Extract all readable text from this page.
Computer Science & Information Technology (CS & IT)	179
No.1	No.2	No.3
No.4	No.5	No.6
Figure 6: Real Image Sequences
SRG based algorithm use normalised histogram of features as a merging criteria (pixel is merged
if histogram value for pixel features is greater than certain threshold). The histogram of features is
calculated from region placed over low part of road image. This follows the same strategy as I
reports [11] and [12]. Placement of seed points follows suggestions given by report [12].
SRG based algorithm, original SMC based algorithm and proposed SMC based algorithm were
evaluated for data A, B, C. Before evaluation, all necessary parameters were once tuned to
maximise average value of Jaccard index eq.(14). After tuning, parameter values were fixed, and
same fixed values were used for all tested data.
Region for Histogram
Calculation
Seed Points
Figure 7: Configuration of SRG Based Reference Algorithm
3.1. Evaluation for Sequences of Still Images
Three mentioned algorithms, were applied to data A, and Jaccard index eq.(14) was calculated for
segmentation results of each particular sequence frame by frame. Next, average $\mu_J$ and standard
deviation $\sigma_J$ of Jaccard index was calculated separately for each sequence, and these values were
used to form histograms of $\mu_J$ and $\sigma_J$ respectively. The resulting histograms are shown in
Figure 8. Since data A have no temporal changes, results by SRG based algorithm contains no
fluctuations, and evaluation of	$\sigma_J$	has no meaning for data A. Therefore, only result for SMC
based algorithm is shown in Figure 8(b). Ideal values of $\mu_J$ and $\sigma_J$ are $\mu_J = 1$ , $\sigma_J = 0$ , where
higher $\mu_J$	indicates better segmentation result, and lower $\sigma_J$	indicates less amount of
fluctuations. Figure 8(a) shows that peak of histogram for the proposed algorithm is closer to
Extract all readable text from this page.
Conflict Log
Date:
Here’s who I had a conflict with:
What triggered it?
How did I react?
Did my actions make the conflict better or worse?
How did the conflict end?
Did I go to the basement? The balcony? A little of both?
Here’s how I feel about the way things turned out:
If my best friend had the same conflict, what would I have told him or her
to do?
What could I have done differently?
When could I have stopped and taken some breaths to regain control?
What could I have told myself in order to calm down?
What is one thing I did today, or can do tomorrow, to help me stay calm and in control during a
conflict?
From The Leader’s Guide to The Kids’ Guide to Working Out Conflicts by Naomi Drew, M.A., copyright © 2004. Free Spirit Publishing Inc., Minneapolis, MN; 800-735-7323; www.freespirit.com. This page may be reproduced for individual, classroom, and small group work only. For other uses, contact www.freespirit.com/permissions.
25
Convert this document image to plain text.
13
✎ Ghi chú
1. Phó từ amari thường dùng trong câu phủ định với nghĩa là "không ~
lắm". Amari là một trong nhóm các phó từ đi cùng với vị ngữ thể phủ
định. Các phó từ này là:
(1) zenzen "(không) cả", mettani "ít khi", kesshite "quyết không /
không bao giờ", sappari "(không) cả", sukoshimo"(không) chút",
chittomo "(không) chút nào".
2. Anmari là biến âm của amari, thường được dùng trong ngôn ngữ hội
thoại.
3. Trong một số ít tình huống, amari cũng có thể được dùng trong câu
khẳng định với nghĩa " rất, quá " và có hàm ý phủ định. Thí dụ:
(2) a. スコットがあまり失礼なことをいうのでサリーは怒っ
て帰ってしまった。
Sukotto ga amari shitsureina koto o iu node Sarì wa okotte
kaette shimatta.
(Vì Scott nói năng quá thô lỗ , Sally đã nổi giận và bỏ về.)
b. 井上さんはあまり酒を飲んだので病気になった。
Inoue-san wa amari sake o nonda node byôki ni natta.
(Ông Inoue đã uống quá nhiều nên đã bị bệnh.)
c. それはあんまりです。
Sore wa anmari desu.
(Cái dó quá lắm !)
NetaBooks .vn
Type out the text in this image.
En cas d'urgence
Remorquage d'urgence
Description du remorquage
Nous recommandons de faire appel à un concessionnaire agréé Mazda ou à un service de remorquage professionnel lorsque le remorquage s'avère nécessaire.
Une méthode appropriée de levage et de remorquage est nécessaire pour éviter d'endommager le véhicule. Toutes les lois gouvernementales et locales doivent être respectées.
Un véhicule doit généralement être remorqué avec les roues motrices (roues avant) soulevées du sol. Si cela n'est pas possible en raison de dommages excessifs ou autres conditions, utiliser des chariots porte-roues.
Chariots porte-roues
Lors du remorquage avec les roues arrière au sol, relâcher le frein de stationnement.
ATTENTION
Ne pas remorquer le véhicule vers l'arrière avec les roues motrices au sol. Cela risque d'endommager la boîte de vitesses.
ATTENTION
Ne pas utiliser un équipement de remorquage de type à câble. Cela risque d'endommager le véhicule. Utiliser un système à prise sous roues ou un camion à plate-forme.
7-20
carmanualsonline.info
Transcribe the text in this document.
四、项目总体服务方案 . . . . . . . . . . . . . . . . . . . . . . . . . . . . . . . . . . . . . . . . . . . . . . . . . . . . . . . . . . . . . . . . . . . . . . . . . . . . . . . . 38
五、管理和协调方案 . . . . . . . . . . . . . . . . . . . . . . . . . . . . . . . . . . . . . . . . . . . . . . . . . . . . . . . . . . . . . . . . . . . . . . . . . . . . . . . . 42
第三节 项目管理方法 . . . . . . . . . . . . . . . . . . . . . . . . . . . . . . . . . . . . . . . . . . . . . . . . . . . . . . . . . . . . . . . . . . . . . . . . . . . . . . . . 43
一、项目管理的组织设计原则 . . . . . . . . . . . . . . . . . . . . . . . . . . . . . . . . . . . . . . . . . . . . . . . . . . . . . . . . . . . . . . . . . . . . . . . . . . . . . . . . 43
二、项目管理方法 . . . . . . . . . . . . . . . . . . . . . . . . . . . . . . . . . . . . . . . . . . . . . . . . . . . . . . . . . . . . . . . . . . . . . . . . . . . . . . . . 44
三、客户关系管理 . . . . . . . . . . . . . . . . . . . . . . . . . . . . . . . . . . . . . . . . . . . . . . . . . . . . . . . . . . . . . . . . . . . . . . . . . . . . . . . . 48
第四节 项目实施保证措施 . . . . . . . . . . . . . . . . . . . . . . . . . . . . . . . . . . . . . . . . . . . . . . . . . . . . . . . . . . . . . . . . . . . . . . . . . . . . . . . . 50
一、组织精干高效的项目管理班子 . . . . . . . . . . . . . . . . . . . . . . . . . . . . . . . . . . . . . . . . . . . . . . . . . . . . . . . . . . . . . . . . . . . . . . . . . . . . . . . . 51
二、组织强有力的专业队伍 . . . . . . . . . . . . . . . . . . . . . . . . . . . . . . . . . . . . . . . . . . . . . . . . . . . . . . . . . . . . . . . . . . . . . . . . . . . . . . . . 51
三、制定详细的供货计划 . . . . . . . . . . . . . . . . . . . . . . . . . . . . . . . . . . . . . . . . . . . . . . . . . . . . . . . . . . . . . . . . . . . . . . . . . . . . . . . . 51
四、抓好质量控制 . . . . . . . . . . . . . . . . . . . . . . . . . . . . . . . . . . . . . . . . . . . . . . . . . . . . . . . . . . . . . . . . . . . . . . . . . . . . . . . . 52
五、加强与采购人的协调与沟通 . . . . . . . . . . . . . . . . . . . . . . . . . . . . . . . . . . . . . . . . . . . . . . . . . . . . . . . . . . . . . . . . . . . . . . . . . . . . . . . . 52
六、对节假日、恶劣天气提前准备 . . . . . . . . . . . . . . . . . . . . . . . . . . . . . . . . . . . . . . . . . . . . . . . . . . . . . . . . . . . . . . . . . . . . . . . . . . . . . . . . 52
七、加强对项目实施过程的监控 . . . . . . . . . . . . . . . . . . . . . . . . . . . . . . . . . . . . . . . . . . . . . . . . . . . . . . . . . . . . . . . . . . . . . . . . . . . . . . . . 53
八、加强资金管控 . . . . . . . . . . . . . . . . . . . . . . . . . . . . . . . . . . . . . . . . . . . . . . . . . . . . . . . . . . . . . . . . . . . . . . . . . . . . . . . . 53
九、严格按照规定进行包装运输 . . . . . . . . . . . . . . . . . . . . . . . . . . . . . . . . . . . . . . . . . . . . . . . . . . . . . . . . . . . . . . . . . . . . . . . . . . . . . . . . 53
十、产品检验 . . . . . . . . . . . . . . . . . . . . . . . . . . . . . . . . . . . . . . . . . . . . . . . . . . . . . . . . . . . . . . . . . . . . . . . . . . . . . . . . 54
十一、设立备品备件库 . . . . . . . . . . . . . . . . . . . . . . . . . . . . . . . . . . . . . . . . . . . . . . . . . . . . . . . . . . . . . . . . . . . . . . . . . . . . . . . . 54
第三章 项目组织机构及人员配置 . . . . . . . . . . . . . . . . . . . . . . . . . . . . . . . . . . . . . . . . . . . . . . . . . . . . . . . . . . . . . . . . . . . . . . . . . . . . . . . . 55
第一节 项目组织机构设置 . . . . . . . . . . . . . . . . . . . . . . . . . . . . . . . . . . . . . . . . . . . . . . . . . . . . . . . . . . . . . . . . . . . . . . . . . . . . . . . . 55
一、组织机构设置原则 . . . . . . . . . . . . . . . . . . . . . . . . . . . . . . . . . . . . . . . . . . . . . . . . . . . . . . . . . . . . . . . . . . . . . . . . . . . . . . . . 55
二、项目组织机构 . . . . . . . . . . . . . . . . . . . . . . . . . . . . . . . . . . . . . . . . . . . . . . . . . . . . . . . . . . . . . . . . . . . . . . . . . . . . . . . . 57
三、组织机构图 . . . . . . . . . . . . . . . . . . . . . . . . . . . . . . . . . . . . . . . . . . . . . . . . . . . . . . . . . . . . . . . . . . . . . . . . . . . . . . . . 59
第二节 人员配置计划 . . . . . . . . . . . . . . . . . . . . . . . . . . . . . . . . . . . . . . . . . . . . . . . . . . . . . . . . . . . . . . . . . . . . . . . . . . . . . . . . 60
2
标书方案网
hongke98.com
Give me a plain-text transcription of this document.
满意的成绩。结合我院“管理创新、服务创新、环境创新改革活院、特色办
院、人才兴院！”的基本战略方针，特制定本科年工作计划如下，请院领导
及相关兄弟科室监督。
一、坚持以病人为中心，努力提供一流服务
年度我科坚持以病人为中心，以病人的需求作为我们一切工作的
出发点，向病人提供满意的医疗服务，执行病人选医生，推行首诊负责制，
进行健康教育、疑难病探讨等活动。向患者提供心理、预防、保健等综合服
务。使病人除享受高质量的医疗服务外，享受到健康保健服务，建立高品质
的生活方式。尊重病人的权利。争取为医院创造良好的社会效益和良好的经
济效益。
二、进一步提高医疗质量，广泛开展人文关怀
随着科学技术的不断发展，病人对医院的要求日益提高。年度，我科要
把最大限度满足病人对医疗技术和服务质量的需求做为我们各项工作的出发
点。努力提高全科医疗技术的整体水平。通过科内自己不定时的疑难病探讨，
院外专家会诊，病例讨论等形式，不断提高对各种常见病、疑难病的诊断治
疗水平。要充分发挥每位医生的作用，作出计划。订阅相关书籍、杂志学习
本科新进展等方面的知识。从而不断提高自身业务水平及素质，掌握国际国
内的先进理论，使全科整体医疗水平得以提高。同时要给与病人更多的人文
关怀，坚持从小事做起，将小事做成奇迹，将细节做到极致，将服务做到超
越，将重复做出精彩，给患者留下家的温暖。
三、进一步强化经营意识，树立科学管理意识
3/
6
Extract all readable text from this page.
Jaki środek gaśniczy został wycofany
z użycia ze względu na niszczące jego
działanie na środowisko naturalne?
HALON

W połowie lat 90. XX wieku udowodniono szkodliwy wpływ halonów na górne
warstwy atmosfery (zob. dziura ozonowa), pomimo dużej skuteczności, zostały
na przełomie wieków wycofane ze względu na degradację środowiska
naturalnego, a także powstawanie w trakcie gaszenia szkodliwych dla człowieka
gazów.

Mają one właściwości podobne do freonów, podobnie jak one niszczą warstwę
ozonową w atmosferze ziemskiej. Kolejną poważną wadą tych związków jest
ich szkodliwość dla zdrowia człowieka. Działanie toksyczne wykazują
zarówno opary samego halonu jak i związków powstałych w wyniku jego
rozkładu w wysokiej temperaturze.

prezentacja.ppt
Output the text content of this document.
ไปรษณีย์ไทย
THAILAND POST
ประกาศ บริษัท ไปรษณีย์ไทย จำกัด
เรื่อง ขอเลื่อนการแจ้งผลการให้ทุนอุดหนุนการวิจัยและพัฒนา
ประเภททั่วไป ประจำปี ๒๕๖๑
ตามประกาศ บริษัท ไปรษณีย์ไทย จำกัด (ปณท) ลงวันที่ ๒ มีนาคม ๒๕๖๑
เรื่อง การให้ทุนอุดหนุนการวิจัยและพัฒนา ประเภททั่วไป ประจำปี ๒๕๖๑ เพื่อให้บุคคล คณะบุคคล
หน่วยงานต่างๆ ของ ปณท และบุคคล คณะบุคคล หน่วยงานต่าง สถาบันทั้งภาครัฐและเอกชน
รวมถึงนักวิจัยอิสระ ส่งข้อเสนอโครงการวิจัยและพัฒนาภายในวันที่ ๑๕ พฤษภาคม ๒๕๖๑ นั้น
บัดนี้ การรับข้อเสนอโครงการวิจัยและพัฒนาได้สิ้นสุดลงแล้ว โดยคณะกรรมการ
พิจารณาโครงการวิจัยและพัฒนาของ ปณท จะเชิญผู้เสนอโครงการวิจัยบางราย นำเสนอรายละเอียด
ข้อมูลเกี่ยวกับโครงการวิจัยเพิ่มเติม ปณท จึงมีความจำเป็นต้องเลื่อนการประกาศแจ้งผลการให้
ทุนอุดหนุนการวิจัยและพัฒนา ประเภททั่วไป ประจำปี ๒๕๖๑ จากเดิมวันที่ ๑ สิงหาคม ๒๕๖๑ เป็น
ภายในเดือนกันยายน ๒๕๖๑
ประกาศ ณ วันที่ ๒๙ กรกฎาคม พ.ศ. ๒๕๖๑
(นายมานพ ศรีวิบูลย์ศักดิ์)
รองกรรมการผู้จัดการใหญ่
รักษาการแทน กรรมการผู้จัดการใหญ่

§ WORK TO BE COMPLETED
Pull out every line containing "calm".

§ TASK RESULT
What could I have told myself in order to calm down?
What is one thing I did today, or can do tomorrow, to help me stay calm and in control during a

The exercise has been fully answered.